SET TASK >> Restate the entries below verbatim.

begin DATA SHOWN

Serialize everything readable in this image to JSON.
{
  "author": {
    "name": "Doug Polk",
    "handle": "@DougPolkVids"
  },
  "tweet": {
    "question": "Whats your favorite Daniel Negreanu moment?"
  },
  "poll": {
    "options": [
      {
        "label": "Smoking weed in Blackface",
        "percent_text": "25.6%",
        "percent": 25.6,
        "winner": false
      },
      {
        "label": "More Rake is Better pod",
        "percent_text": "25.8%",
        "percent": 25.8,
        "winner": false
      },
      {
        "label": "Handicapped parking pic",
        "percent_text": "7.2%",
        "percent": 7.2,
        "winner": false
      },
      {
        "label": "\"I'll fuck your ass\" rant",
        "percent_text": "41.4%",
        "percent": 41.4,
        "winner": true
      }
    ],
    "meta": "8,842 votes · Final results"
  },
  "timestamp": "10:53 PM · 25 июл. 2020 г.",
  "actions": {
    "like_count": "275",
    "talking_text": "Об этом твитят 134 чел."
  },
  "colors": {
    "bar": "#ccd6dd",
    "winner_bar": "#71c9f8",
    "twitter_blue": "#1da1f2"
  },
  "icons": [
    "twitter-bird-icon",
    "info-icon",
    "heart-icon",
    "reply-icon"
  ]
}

end DATA SHOWN

RESULT FOR THIS EXERCISE >>
Serialize everything readable in this image to JSON.
{
  "author": {
    "name": "Doug Polk",
    "handle": "@DougPolkVids"
  },
  "tweet": {
    "question": "Whats your favorite Daniel Negreanu moment?"
  },
  "poll": {
    "options": [
      {
        "label": "Smoking weed in Blackface",
        "percent_text": "25.6%",
        "percent": 25.6,
        "winner": false
      },
      {
        "label": "More Rake is Better pod",
        "percent_text": "25.8%",
        "percent": 25.8,
        "winner": false
      },
      {
        "label": "Handicapped parking pic",
        "percent_text": "7.2%",
        "percent": 7.2,
        "winner": false
      },
      {
        "label": "\"I'll fuck your ass\" rant",
        "percent_text": "41.4%",
        "percent": 41.4,
        "winner": true
      }
    ],
    "meta": "8,842 votes · Final results"
  },
  "timestamp": "10:53 PM · 25 июл. 2020 г.",
  "actions": {
    "like_count": "275",
    "talking_text": "Об этом твитят 134 чел."
  },
  "colors": {
    "bar": "#ccd6dd",
    "winner_bar": "#71c9f8",
    "twitter_blue": "#1da1f2"
  },
  "icons": [
    "twitter-bird-icon",
    "info-icon",
    "heart-icon",
    "reply-icon"
  ]
}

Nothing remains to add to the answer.